__AVAILABLE DATA__
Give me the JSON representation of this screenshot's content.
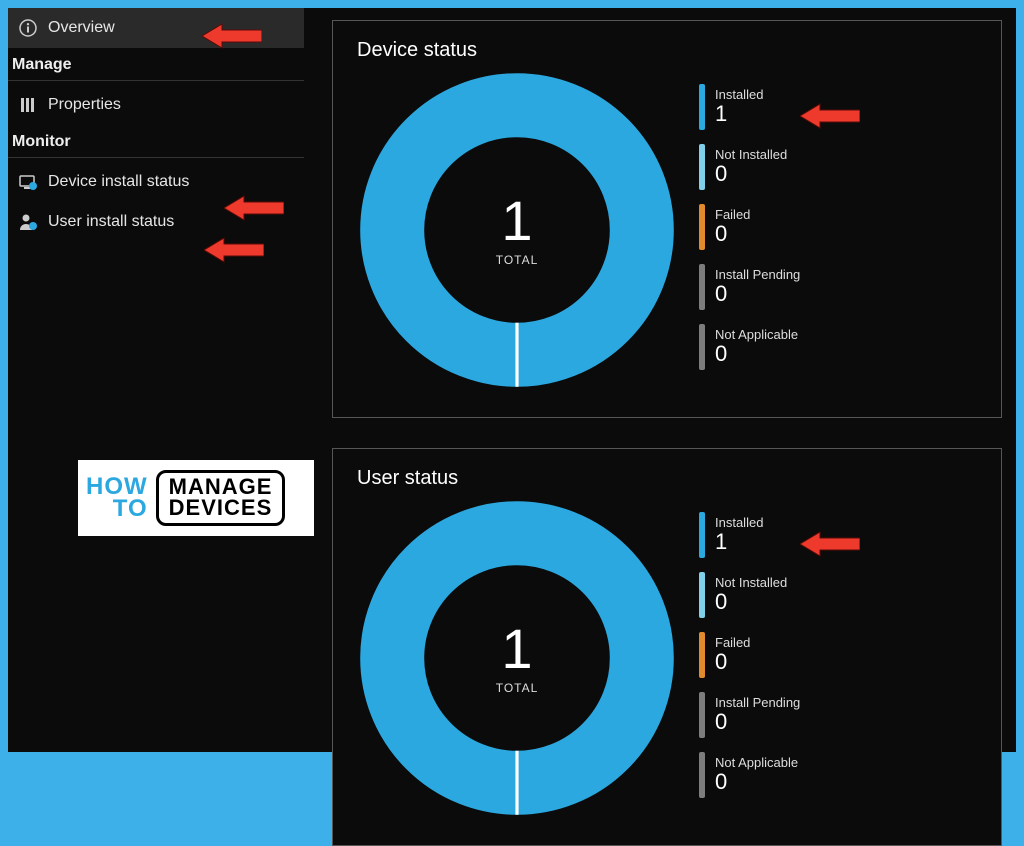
{
  "sidebar": {
    "items": [
      {
        "label": "Overview"
      },
      {
        "section": "Manage"
      },
      {
        "label": "Properties"
      },
      {
        "section": "Monitor"
      },
      {
        "label": "Device install status"
      },
      {
        "label": "User install status"
      }
    ]
  },
  "device_status": {
    "title": "Device status",
    "total_value": "1",
    "total_label": "TOTAL",
    "legend": {
      "installed": {
        "label": "Installed",
        "value": "1",
        "color": "#2ca8e0"
      },
      "not_installed": {
        "label": "Not Installed",
        "value": "0",
        "color": "#7fd0e8"
      },
      "failed": {
        "label": "Failed",
        "value": "0",
        "color": "#e18a2e"
      },
      "install_pending": {
        "label": "Install Pending",
        "value": "0",
        "color": "#7d7d7d"
      },
      "not_applicable": {
        "label": "Not Applicable",
        "value": "0",
        "color": "#7d7d7d"
      }
    }
  },
  "user_status": {
    "title": "User status",
    "total_value": "1",
    "total_label": "TOTAL",
    "legend": {
      "installed": {
        "label": "Installed",
        "value": "1",
        "color": "#2ca8e0"
      },
      "not_installed": {
        "label": "Not Installed",
        "value": "0",
        "color": "#7fd0e8"
      },
      "failed": {
        "label": "Failed",
        "value": "0",
        "color": "#e18a2e"
      },
      "install_pending": {
        "label": "Install Pending",
        "value": "0",
        "color": "#7d7d7d"
      },
      "not_applicable": {
        "label": "Not Applicable",
        "value": "0",
        "color": "#7d7d7d"
      }
    }
  },
  "logo": {
    "how": "HOW",
    "to": "TO",
    "manage": "MANAGE",
    "devices": "DEVICES"
  },
  "colors": {
    "ring": "#2ca8e0",
    "frame_border": "#3db0ea",
    "arrow": "#ed3a2d"
  },
  "chart_data": [
    {
      "type": "pie",
      "title": "Device status",
      "categories": [
        "Installed",
        "Not Installed",
        "Failed",
        "Install Pending",
        "Not Applicable"
      ],
      "values": [
        1,
        0,
        0,
        0,
        0
      ],
      "total": 1
    },
    {
      "type": "pie",
      "title": "User status",
      "categories": [
        "Installed",
        "Not Installed",
        "Failed",
        "Install Pending",
        "Not Applicable"
      ],
      "values": [
        1,
        0,
        0,
        0,
        0
      ],
      "total": 1
    }
  ]
}
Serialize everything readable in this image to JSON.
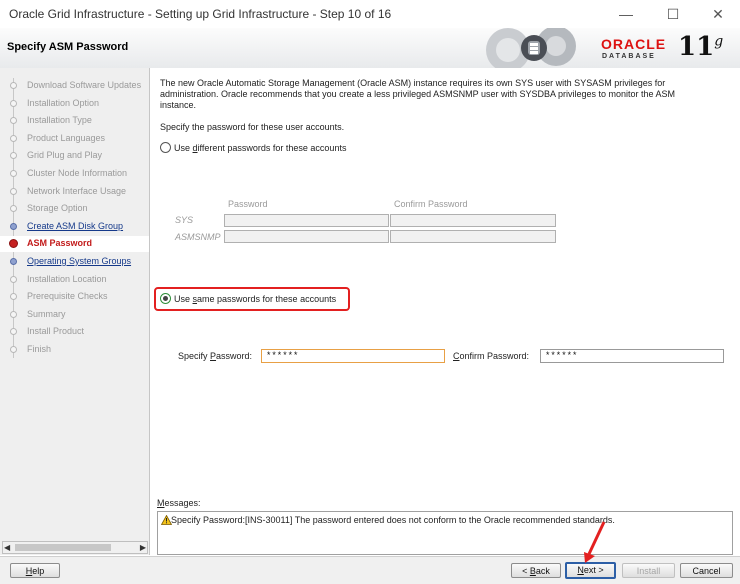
{
  "window": {
    "title": "Oracle Grid Infrastructure - Setting up Grid Infrastructure - Step 10 of 16",
    "minimize_icon": "minimize-icon",
    "maximize_icon": "maximize-icon",
    "close_icon": "close-icon"
  },
  "header": {
    "heading": "Specify ASM Password",
    "brand_oracle": "ORACLE",
    "brand_database": "DATABASE",
    "brand_version": "11",
    "brand_version_suffix": "g"
  },
  "nav": {
    "items": [
      {
        "label": "Download Software Updates",
        "state": "done"
      },
      {
        "label": "Installation Option",
        "state": "done"
      },
      {
        "label": "Installation Type",
        "state": "done"
      },
      {
        "label": "Product Languages",
        "state": "done"
      },
      {
        "label": "Grid Plug and Play",
        "state": "done"
      },
      {
        "label": "Cluster Node Information",
        "state": "done"
      },
      {
        "label": "Network Interface Usage",
        "state": "done"
      },
      {
        "label": "Storage Option",
        "state": "done"
      },
      {
        "label": "Create ASM Disk Group",
        "state": "link"
      },
      {
        "label": "ASM Password",
        "state": "current"
      },
      {
        "label": "Operating System Groups",
        "state": "link"
      },
      {
        "label": "Installation Location",
        "state": "pending"
      },
      {
        "label": "Prerequisite Checks",
        "state": "pending"
      },
      {
        "label": "Summary",
        "state": "pending"
      },
      {
        "label": "Install Product",
        "state": "pending"
      },
      {
        "label": "Finish",
        "state": "pending"
      }
    ]
  },
  "content": {
    "intro": [
      "The new Oracle Automatic Storage Management (Oracle ASM) instance requires its own SYS user with SYSASM privileges for",
      "administration. Oracle recommends that you create a less privileged ASMSNMP user with SYSDBA privileges to monitor the ASM",
      "instance."
    ],
    "specify_prompt": "Specify the password for these user accounts.",
    "radio_different": {
      "pre": "Use ",
      "key": "d",
      "post": "ifferent passwords for these accounts",
      "checked": false
    },
    "grid_headers": {
      "password": "Password",
      "confirm": "Confirm Password"
    },
    "grid_rows": [
      "SYS",
      "ASMSNMP"
    ],
    "radio_same": {
      "pre": "Use ",
      "key": "s",
      "post": "ame passwords for these accounts",
      "checked": true
    },
    "specify_password": {
      "pre": "Specify ",
      "key": "P",
      "post": "assword:",
      "value": "******"
    },
    "confirm_password": {
      "pre": "",
      "key": "C",
      "post": "onfirm Password:",
      "value": "******"
    },
    "messages_label": {
      "key": "M",
      "post": "essages:"
    },
    "message": "Specify Password:[INS-30011] The  password entered does not conform to the Oracle recommended standards.",
    "warning_icon": "warning-icon"
  },
  "buttons": {
    "help": {
      "key": "H",
      "post": "elp"
    },
    "back": {
      "pre": "< ",
      "key": "B",
      "post": "ack"
    },
    "next": {
      "key": "N",
      "post": "ext >"
    },
    "install": "Install",
    "cancel": "Cancel"
  },
  "colors": {
    "current_step": "#c21a1a",
    "link_step": "#15398a",
    "annotation_red": "#e32020",
    "focused_field": "#e8a045",
    "oracle_red": "#d11111"
  }
}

__SET PROBLEM__
Calculate how many lines of the material include the string "with", and state that number by itself.

__REPLY TO THE EXERCISE__
2